-- START OF Stored records --

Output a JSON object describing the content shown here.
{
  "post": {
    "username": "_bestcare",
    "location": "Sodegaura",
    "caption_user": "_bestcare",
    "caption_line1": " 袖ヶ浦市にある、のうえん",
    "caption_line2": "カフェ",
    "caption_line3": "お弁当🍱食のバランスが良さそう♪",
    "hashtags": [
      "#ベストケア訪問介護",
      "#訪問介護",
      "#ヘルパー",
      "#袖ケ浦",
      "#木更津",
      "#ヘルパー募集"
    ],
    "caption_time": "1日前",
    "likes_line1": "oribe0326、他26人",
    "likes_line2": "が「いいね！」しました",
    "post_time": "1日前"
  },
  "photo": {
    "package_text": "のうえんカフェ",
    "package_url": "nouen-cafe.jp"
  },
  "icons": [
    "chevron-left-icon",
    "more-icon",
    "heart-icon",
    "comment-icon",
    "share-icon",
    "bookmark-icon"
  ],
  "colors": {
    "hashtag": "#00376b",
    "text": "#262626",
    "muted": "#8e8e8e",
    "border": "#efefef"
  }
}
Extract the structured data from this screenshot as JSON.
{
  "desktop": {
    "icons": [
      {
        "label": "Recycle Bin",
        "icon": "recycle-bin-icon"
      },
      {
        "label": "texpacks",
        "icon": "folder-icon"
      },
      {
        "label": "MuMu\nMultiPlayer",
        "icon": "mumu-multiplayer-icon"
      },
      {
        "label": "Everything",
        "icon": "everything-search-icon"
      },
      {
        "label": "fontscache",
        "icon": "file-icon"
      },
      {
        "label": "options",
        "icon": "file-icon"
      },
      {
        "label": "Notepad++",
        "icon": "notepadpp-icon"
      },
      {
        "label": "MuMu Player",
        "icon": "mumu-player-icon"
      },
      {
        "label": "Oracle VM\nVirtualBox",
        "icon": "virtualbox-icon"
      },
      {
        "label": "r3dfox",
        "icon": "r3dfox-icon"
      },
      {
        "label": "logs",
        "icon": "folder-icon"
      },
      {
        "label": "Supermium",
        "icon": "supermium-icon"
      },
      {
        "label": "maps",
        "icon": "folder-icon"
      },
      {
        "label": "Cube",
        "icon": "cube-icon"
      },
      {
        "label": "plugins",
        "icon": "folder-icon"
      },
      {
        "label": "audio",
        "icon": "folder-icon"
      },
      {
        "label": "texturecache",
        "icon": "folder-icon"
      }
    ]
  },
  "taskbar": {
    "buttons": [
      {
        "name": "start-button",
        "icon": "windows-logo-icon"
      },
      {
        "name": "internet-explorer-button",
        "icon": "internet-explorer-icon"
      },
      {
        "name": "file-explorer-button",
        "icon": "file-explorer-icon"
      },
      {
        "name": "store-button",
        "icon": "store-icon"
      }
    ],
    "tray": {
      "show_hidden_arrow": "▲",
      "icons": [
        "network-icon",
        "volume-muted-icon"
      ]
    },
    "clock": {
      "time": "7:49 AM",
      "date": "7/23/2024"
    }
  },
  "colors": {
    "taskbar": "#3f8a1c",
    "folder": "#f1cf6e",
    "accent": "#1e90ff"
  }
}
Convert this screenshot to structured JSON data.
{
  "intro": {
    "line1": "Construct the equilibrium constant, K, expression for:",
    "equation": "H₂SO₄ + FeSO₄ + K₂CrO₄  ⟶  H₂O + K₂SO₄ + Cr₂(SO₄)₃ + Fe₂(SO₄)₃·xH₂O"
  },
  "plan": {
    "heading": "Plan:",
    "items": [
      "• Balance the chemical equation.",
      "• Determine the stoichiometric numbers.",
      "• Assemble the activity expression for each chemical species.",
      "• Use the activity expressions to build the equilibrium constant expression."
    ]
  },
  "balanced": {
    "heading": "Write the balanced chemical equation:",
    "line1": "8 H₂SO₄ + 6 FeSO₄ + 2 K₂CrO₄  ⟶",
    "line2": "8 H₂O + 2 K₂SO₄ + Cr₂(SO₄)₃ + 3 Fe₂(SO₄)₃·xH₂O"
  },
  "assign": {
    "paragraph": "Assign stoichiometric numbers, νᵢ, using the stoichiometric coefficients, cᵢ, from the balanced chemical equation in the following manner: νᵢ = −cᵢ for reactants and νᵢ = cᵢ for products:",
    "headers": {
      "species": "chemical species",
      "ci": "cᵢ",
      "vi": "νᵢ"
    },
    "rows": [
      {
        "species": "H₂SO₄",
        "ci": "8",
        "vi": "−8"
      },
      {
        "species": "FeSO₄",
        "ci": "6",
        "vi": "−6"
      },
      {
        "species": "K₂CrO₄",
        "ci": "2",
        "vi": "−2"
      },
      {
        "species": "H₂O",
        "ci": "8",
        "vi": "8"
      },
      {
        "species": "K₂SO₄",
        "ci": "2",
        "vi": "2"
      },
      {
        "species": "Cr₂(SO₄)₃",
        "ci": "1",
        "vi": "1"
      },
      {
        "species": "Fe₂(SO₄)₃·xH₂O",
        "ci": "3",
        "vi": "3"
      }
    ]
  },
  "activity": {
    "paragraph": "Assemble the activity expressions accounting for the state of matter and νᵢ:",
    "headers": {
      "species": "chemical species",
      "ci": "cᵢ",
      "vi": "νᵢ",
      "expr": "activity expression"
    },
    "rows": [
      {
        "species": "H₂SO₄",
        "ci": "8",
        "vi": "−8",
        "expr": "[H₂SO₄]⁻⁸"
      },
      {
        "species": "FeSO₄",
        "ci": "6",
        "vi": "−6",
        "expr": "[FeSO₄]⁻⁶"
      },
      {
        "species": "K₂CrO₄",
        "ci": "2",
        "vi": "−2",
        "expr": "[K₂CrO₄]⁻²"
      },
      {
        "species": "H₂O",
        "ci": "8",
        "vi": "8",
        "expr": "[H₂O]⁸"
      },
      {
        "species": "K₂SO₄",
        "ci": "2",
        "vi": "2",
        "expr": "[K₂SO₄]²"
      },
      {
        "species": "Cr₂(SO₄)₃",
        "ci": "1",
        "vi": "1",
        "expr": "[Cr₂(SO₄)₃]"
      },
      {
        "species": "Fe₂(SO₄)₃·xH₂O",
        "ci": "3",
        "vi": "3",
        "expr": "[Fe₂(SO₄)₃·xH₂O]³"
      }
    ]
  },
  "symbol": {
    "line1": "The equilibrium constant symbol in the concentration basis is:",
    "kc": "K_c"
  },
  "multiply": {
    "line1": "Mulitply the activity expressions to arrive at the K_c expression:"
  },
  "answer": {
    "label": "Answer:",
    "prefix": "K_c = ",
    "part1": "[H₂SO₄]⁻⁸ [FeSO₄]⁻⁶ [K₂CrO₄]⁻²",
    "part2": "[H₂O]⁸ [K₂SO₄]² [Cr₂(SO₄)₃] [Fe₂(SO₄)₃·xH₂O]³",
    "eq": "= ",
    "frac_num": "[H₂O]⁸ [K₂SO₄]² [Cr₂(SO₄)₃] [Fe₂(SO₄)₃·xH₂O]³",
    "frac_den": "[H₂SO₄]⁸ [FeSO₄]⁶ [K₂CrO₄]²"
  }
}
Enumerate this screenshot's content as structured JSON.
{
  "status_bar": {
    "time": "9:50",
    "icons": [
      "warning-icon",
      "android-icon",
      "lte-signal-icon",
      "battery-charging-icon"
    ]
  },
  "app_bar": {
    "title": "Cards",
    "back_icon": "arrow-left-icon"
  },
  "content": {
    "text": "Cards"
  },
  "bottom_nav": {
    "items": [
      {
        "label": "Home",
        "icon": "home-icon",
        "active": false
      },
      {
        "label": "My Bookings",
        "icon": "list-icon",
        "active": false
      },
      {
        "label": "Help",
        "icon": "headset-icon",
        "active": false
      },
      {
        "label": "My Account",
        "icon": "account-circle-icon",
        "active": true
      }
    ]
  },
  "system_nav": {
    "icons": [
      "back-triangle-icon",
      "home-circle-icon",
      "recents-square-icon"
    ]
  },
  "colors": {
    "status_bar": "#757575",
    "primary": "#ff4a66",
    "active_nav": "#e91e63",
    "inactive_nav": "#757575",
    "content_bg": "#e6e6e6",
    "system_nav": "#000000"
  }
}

-- END OF Stored records --

Select every line of the material above holding the word "this" and copy it.

Extract the structured data from this screenshot as JSON.
Convert this screenshot to structured JSON data.
Enumerate this screenshot's content as structured JSON.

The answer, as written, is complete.